INSTRUCTION:
Scan the data beneath this task and copy each line that includes "JSON".

[Entries with figure data]
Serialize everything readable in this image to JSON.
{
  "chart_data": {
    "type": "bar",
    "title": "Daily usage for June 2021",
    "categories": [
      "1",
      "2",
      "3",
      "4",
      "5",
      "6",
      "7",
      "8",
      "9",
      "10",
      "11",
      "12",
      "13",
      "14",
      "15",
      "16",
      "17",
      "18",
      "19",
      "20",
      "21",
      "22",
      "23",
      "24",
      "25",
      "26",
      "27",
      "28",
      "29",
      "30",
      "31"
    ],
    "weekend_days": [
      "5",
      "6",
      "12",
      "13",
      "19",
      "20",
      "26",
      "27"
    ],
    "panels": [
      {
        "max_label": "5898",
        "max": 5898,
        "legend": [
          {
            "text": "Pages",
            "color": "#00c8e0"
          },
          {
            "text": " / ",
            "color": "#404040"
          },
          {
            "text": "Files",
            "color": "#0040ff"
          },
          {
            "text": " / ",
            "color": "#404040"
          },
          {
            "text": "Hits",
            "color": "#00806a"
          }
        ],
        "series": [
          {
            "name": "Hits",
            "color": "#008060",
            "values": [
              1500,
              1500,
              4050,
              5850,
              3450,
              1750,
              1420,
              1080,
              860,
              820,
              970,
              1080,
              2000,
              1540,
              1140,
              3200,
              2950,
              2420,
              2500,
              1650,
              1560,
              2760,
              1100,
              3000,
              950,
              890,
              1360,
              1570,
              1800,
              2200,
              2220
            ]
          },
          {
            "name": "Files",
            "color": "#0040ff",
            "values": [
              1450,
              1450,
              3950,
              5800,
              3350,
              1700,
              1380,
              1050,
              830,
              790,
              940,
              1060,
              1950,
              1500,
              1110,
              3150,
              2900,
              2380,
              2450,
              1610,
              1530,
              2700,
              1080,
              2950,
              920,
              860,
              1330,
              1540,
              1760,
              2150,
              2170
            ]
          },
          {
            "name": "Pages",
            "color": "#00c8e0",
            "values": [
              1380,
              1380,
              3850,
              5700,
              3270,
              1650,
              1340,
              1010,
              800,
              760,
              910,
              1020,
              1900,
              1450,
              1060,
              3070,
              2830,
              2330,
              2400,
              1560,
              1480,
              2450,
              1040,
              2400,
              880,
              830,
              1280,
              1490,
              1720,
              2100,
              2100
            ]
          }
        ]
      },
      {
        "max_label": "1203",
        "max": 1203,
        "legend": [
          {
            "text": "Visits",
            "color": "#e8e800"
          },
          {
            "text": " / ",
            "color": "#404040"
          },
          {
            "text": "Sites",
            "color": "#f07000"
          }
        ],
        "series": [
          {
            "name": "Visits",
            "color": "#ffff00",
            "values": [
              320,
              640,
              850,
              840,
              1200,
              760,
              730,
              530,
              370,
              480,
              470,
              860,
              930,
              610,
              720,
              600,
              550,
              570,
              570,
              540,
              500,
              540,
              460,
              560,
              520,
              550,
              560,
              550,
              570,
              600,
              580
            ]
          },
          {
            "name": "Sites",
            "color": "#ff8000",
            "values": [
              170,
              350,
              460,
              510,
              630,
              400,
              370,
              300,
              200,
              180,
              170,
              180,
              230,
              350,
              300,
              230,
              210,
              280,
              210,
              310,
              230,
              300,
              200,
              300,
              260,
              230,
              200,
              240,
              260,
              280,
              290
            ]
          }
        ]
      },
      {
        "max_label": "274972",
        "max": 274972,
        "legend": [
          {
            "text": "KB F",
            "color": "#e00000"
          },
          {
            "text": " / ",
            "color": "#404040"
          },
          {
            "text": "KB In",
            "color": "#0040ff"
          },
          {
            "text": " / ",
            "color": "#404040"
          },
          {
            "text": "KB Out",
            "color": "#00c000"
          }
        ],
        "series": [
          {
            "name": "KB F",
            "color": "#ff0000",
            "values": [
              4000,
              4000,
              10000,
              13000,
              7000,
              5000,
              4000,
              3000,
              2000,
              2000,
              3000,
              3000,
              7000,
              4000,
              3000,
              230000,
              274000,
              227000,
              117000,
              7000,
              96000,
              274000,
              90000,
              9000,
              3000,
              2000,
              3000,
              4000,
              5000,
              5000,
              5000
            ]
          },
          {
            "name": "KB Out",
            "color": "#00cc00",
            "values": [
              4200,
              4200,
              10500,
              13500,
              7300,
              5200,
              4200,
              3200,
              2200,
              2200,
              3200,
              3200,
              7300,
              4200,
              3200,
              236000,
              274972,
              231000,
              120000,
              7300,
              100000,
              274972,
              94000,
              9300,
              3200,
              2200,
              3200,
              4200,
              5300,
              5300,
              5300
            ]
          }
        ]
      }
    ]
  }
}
==
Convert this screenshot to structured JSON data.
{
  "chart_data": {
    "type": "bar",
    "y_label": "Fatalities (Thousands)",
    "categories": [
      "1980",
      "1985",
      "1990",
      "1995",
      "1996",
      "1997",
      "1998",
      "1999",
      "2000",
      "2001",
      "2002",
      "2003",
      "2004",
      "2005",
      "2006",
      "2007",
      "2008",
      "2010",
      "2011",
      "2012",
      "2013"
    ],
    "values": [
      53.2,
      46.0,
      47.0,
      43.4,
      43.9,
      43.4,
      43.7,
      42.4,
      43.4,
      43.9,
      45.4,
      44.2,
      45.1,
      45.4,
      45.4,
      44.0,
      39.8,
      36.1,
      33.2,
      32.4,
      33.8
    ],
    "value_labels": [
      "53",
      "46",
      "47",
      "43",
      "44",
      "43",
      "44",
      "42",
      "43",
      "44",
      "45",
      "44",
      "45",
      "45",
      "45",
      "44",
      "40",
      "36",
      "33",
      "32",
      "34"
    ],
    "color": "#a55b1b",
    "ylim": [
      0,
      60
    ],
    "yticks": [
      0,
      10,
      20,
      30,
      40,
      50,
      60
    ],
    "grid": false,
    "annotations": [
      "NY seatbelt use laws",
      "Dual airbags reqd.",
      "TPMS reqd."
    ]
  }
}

WORKED SOLUTION:
Serialize everything readable in this image to JSON.
Convert this screenshot to structured JSON data.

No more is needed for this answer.